[EXERCISE OBJECTIVE] Rewrite each item below, changing every "text-line" to "text line" and leaving everything else untouched.

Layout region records
— START —

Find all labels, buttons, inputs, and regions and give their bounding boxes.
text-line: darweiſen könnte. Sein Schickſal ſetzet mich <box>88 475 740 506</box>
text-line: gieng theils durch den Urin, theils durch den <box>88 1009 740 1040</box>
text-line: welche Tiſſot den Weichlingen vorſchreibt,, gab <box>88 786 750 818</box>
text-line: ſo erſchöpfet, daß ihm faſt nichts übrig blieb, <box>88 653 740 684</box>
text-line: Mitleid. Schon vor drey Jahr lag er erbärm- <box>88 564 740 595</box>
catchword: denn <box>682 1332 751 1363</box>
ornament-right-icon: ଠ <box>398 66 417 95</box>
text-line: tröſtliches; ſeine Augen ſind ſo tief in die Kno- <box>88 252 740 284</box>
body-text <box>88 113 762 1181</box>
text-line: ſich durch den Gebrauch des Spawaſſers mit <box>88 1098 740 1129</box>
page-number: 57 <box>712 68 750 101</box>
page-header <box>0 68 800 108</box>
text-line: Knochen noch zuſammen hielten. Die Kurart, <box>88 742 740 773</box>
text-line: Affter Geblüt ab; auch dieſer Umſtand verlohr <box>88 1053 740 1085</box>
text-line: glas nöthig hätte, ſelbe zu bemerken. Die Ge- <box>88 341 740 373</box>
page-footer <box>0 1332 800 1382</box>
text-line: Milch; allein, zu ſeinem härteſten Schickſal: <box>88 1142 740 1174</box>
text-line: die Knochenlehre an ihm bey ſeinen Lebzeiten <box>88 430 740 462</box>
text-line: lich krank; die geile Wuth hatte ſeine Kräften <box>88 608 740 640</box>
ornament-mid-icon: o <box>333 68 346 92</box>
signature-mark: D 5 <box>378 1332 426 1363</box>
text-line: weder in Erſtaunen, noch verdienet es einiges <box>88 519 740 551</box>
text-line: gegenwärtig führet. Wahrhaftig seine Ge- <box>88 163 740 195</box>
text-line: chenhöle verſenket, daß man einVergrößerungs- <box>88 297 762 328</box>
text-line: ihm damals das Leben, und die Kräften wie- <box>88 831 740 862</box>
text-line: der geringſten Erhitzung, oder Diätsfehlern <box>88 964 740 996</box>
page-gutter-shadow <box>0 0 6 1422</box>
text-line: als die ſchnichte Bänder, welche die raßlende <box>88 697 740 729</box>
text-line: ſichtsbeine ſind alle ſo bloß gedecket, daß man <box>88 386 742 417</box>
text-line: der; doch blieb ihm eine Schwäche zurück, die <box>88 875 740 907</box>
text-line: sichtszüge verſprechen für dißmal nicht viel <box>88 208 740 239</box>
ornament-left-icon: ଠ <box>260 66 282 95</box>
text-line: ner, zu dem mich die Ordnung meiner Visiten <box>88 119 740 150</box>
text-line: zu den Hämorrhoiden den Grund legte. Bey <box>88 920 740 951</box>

— END —

[REPLY]
Find all labels, buttons, inputs, and regions and give their bounding boxes.
text line: darweiſen könnte. Sein Schickſal ſetzet mich <box>88 475 740 506</box>
text line: gieng theils durch den Urin, theils durch den <box>88 1009 740 1040</box>
text line: welche Tiſſot den Weichlingen vorſchreibt,, gab <box>88 786 750 818</box>
text line: ſo erſchöpfet, daß ihm faſt nichts übrig blieb, <box>88 653 740 684</box>
text line: Mitleid. Schon vor drey Jahr lag er erbärm- <box>88 564 740 595</box>
catchword: denn <box>682 1332 751 1363</box>
ornament-right-icon: ଠ <box>398 66 417 95</box>
text line: tröſtliches; ſeine Augen ſind ſo tief in die Kno- <box>88 252 740 284</box>
body-text <box>88 113 762 1181</box>
text line: ſich durch den Gebrauch des Spawaſſers mit <box>88 1098 740 1129</box>
page-number: 57 <box>712 68 750 101</box>
page-header <box>0 68 800 108</box>
text line: Knochen noch zuſammen hielten. Die Kurart, <box>88 742 740 773</box>
text line: Affter Geblüt ab; auch dieſer Umſtand verlohr <box>88 1053 740 1085</box>
text line: glas nöthig hätte, ſelbe zu bemerken. Die Ge- <box>88 341 740 373</box>
page-footer <box>0 1332 800 1382</box>
text line: Milch; allein, zu ſeinem härteſten Schickſal: <box>88 1142 740 1174</box>
text line: die Knochenlehre an ihm bey ſeinen Lebzeiten <box>88 430 740 462</box>
text line: lich krank; die geile Wuth hatte ſeine Kräften <box>88 608 740 640</box>
ornament-mid-icon: o <box>333 68 346 92</box>
signature-mark: D 5 <box>378 1332 426 1363</box>
text line: weder in Erſtaunen, noch verdienet es einiges <box>88 519 740 551</box>
text line: gegenwärtig führet. Wahrhaftig seine Ge- <box>88 163 740 195</box>
text line: chenhöle verſenket, daß man einVergrößerungs- <box>88 297 762 328</box>
text line: ihm damals das Leben, und die Kräften wie- <box>88 831 740 862</box>
text line: der geringſten Erhitzung, oder Diätsfehlern <box>88 964 740 996</box>
page-gutter-shadow <box>0 0 6 1422</box>
text line: als die ſchnichte Bänder, welche die raßlende <box>88 697 740 729</box>
text line: ſichtsbeine ſind alle ſo bloß gedecket, daß man <box>88 386 742 417</box>
text line: der; doch blieb ihm eine Schwäche zurück, die <box>88 875 740 907</box>
text line: sichtszüge verſprechen für dißmal nicht viel <box>88 208 740 239</box>
ornament-left-icon: ଠ <box>260 66 282 95</box>
text line: ner, zu dem mich die Ordnung meiner Visiten <box>88 119 740 150</box>
text line: zu den Hämorrhoiden den Grund legte. Bey <box>88 920 740 951</box>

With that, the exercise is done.